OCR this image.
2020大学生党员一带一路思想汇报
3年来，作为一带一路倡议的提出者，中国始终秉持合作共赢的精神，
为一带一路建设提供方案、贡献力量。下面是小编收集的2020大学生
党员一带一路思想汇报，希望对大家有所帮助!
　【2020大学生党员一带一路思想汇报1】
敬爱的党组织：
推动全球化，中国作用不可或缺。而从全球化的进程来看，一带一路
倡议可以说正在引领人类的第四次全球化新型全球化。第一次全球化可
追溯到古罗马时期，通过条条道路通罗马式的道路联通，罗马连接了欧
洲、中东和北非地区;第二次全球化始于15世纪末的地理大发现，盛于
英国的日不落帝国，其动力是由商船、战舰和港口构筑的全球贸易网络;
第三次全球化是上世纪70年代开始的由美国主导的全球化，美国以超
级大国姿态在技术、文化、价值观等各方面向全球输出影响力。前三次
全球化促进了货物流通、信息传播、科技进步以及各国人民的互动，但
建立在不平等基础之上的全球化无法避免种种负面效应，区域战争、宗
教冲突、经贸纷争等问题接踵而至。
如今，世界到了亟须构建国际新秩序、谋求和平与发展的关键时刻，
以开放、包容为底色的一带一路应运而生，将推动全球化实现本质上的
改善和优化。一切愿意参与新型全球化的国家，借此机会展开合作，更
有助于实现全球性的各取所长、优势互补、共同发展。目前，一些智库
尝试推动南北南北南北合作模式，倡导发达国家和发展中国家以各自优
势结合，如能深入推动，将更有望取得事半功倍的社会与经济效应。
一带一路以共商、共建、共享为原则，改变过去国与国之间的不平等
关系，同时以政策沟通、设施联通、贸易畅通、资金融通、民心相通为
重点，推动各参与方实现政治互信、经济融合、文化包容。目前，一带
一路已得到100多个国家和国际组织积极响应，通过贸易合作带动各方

════════════════

* [Set task]:
All of the records must be retyped exactly as they are.

* [Final answer]:
OCR this image.
2020大学生党员一带一路思想汇报
3年来，作为一带一路倡议的提出者，中国始终秉持合作共赢的精神，
为一带一路建设提供方案、贡献力量。下面是小编收集的2020大学生
党员一带一路思想汇报，希望对大家有所帮助!
　【2020大学生党员一带一路思想汇报1】
敬爱的党组织：
推动全球化，中国作用不可或缺。而从全球化的进程来看，一带一路
倡议可以说正在引领人类的第四次全球化新型全球化。第一次全球化可
追溯到古罗马时期，通过条条道路通罗马式的道路联通，罗马连接了欧
洲、中东和北非地区;第二次全球化始于15世纪末的地理大发现，盛于
英国的日不落帝国，其动力是由商船、战舰和港口构筑的全球贸易网络;
第三次全球化是上世纪70年代开始的由美国主导的全球化，美国以超
级大国姿态在技术、文化、价值观等各方面向全球输出影响力。前三次
全球化促进了货物流通、信息传播、科技进步以及各国人民的互动，但
建立在不平等基础之上的全球化无法避免种种负面效应，区域战争、宗
教冲突、经贸纷争等问题接踵而至。
如今，世界到了亟须构建国际新秩序、谋求和平与发展的关键时刻，
以开放、包容为底色的一带一路应运而生，将推动全球化实现本质上的
改善和优化。一切愿意参与新型全球化的国家，借此机会展开合作，更
有助于实现全球性的各取所长、优势互补、共同发展。目前，一些智库
尝试推动南北南北南北合作模式，倡导发达国家和发展中国家以各自优
势结合，如能深入推动，将更有望取得事半功倍的社会与经济效应。
一带一路以共商、共建、共享为原则，改变过去国与国之间的不平等
关系，同时以政策沟通、设施联通、贸易畅通、资金融通、民心相通为
重点，推动各参与方实现政治互信、经济融合、文化包容。目前，一带
一路已得到100多个国家和国际组织积极响应，通过贸易合作带动各方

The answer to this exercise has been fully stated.